### Exercise brief:
In the records that follow, show each line where the word "ylabel" is present.

Dataset records:

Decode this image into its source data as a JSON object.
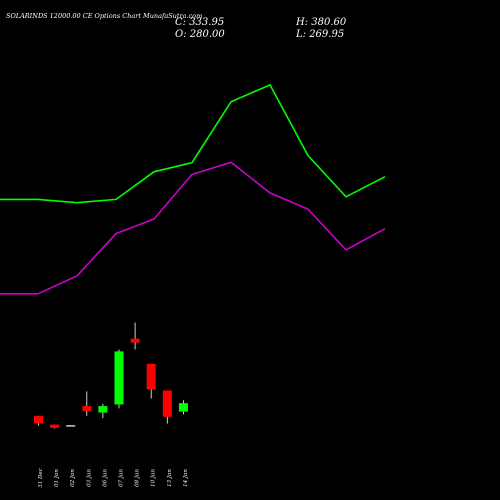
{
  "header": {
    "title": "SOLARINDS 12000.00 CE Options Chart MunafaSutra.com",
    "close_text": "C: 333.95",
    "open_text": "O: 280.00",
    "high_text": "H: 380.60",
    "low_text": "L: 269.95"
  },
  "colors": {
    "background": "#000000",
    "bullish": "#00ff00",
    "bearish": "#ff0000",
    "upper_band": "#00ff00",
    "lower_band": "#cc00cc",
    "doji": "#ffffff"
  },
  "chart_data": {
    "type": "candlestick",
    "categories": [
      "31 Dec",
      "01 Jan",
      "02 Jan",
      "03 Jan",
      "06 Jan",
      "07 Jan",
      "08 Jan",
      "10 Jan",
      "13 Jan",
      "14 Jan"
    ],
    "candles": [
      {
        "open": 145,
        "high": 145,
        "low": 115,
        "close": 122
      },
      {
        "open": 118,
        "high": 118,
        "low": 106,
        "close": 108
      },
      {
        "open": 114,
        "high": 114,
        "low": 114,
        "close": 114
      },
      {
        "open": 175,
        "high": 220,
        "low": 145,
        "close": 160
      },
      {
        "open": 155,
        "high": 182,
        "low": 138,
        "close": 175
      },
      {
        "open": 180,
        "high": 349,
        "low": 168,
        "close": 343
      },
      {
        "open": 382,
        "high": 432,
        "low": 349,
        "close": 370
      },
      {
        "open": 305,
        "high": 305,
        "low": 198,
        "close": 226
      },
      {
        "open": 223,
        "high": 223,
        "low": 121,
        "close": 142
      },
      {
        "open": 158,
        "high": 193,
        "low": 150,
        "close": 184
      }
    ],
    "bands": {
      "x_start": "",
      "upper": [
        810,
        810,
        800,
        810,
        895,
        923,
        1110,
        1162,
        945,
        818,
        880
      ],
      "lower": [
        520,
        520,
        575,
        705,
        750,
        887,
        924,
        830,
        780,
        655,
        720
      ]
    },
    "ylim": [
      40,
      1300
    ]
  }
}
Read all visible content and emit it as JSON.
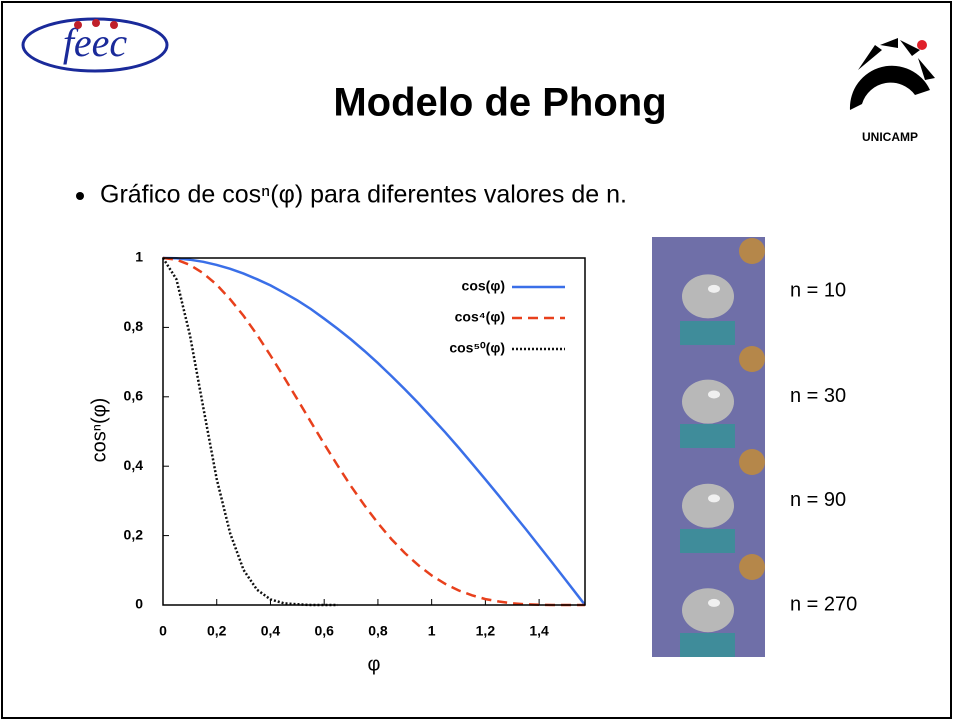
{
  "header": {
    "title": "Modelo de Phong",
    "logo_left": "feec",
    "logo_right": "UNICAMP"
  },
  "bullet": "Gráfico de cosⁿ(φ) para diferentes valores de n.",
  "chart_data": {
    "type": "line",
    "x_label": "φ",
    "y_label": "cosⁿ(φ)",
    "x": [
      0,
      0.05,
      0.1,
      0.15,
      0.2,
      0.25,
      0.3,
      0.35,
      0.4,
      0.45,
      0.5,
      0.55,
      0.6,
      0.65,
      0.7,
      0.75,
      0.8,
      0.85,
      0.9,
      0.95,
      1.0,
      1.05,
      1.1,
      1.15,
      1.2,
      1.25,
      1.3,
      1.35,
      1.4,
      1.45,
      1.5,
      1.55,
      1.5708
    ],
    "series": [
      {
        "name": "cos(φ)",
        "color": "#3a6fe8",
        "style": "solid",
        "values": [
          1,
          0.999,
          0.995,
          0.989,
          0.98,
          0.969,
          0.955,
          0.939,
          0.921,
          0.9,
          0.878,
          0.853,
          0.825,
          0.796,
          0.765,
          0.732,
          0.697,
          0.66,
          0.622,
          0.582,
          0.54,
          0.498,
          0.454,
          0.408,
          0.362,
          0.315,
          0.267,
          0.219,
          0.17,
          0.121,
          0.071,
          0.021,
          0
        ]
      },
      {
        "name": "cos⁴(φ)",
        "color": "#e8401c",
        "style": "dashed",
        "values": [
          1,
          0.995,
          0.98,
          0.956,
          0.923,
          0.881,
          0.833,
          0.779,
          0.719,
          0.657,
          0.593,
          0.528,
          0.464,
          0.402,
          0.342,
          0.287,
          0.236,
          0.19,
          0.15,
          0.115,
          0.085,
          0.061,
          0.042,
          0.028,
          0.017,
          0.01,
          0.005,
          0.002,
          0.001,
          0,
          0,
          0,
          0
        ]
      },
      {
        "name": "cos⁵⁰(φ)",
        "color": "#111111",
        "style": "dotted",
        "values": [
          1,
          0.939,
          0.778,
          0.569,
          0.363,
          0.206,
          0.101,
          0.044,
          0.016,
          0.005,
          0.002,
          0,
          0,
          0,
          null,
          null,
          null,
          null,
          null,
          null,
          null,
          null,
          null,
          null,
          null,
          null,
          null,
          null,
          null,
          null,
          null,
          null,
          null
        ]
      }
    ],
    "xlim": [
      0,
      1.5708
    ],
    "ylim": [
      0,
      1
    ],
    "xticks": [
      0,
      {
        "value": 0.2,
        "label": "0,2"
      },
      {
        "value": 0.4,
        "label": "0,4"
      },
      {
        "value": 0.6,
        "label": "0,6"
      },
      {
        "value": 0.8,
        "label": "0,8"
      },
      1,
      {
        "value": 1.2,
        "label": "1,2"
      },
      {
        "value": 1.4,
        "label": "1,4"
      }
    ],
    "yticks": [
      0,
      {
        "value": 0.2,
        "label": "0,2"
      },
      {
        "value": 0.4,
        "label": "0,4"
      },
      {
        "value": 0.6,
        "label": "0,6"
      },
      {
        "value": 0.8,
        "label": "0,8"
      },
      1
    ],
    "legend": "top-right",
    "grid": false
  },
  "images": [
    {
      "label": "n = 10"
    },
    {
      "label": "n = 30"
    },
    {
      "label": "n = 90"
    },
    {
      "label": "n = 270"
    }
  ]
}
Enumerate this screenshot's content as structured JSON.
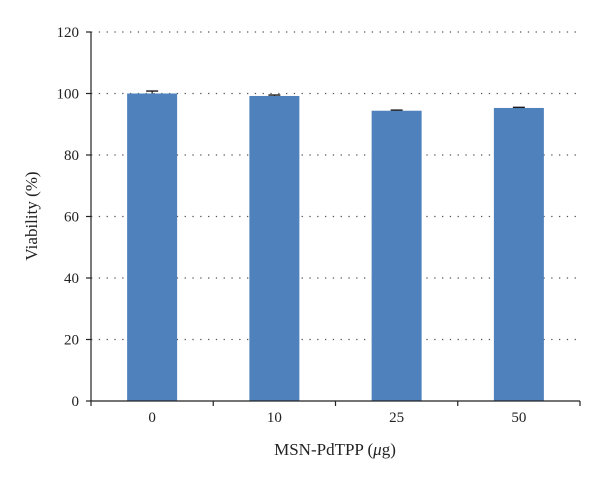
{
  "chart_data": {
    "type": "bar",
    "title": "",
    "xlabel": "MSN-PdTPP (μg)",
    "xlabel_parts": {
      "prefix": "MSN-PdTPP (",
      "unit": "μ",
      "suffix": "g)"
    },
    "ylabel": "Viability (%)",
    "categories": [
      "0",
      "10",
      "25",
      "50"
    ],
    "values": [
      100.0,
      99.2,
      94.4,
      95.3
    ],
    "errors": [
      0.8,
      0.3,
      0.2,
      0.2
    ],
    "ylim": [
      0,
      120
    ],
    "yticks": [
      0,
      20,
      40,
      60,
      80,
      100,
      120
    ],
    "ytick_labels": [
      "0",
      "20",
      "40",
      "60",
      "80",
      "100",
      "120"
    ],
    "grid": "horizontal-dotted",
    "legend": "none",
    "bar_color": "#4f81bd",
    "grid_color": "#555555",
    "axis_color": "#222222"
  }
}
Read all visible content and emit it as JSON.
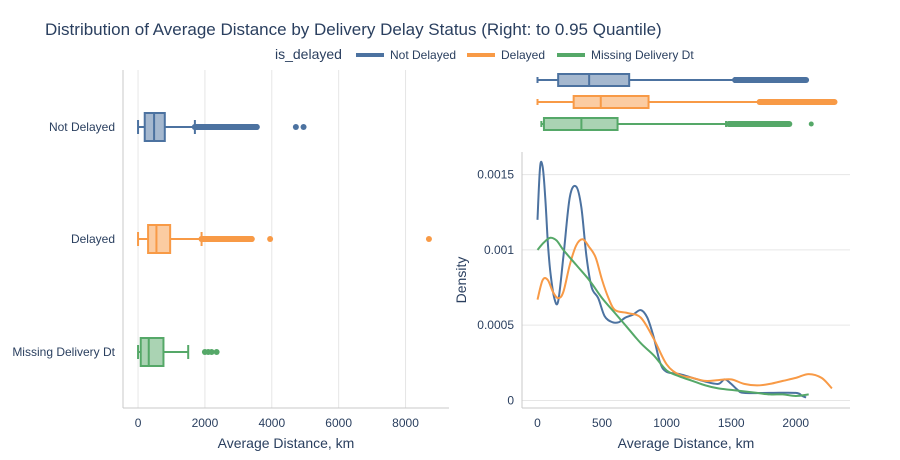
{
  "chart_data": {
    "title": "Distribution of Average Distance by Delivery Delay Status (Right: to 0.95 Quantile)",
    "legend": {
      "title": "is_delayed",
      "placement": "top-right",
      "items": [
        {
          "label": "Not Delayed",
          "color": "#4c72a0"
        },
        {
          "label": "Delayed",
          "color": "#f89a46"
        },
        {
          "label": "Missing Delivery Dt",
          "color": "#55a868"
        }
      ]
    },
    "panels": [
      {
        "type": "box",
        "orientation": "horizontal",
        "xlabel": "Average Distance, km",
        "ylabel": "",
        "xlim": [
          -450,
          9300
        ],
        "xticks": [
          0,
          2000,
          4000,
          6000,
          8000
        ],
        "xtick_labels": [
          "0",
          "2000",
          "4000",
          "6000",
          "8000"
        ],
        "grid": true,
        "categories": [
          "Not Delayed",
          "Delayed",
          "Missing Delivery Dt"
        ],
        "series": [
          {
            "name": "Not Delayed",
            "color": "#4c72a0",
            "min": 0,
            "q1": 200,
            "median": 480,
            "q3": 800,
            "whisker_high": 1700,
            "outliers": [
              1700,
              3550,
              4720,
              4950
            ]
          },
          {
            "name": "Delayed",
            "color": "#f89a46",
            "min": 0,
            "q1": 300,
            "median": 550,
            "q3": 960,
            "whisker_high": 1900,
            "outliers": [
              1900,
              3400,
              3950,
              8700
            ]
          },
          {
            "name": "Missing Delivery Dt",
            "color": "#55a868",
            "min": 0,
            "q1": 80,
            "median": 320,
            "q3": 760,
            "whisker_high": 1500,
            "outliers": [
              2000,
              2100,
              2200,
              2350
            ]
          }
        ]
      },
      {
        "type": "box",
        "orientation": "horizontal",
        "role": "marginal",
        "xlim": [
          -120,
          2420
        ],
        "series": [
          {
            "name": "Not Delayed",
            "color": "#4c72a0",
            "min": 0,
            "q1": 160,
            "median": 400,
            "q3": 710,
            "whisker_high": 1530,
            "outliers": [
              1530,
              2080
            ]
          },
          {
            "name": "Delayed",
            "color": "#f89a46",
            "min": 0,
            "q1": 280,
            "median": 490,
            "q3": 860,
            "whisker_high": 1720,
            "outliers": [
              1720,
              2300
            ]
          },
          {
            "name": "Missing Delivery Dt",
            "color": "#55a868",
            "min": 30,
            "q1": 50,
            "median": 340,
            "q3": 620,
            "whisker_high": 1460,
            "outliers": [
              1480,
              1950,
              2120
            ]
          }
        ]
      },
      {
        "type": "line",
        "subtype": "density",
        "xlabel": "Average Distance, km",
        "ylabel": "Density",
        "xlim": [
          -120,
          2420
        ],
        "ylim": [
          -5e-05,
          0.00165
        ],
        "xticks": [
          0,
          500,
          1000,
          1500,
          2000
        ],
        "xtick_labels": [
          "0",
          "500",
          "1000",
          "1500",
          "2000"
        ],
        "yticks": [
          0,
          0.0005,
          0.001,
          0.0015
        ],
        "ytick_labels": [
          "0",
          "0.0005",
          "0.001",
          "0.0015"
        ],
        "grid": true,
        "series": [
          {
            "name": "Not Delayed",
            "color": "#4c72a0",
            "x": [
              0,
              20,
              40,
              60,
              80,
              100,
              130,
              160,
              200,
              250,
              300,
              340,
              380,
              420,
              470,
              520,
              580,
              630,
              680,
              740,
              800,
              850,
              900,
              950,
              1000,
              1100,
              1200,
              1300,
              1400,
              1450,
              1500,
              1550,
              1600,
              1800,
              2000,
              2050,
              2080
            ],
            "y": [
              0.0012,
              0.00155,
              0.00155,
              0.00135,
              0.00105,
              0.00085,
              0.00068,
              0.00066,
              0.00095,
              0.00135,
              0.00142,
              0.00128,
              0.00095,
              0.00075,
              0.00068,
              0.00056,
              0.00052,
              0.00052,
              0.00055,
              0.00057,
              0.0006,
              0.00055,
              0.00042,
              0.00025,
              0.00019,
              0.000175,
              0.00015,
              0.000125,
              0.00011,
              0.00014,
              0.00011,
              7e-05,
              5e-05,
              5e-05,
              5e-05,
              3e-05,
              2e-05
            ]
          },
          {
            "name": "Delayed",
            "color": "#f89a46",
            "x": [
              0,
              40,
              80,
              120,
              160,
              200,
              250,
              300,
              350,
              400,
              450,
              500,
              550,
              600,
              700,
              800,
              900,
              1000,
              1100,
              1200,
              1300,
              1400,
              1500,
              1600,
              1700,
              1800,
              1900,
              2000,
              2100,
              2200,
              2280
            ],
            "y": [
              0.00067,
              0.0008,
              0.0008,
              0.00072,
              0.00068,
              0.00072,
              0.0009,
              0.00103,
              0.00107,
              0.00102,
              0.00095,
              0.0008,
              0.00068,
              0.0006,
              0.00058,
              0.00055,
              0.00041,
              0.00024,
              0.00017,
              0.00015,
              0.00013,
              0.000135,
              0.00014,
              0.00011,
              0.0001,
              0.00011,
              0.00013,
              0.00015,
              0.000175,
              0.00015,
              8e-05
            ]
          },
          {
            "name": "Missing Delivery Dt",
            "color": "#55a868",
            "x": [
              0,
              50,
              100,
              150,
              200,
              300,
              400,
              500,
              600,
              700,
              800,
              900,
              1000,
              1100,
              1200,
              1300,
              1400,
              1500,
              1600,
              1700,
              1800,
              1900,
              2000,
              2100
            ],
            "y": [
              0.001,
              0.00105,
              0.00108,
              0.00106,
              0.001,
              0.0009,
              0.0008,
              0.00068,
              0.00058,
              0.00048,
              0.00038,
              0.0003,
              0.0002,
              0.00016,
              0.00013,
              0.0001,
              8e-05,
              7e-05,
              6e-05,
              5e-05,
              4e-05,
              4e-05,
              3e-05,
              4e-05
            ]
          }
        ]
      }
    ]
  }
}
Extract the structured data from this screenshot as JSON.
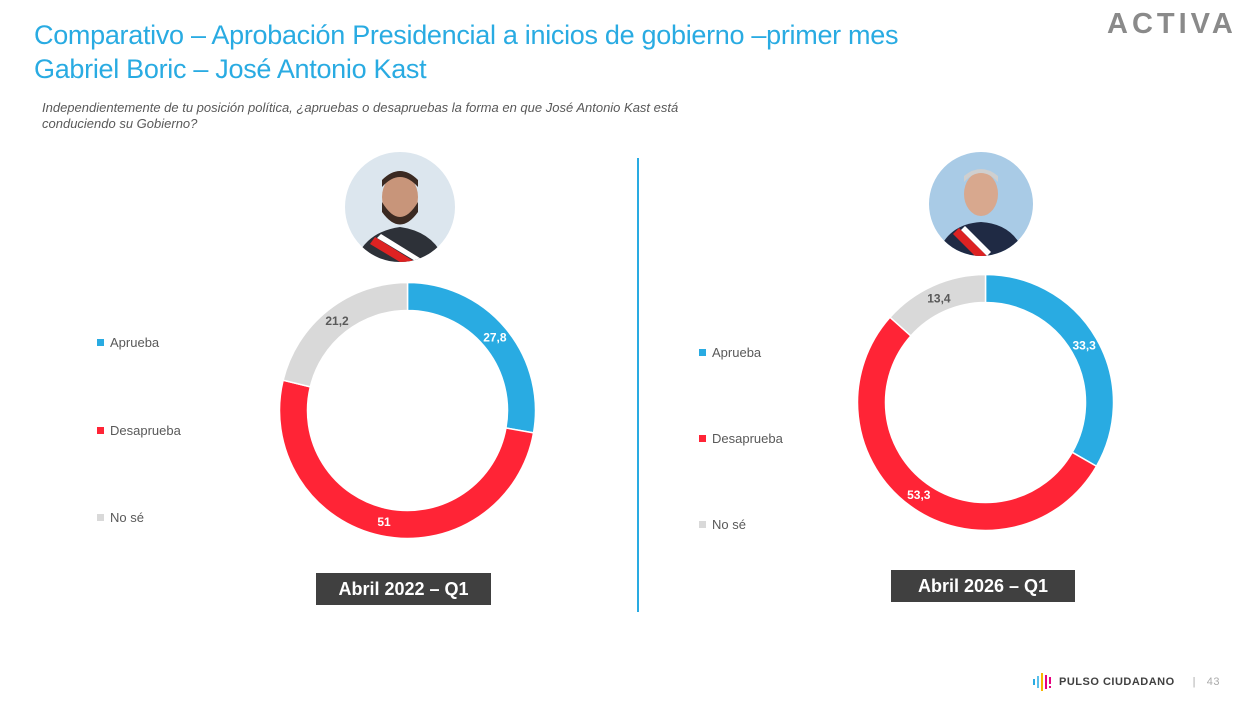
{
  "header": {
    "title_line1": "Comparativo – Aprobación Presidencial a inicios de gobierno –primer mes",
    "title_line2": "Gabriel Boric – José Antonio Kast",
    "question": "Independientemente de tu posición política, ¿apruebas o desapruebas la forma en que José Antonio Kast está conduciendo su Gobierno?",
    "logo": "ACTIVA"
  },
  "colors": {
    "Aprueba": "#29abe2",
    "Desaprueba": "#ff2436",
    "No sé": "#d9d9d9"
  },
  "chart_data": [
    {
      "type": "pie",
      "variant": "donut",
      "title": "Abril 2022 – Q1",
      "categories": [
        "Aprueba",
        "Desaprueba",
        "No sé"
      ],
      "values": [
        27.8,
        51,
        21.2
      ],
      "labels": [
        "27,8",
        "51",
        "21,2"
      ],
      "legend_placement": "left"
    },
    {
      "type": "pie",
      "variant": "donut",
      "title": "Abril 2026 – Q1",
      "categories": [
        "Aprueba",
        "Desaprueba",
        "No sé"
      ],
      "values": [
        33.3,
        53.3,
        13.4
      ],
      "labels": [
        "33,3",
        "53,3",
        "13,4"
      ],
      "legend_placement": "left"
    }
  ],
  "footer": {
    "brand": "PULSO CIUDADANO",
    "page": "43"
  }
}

### Exercise answer:
    "ylabel": "Viability (%)",
        "ylabel": "",
        "ylabel": "Density",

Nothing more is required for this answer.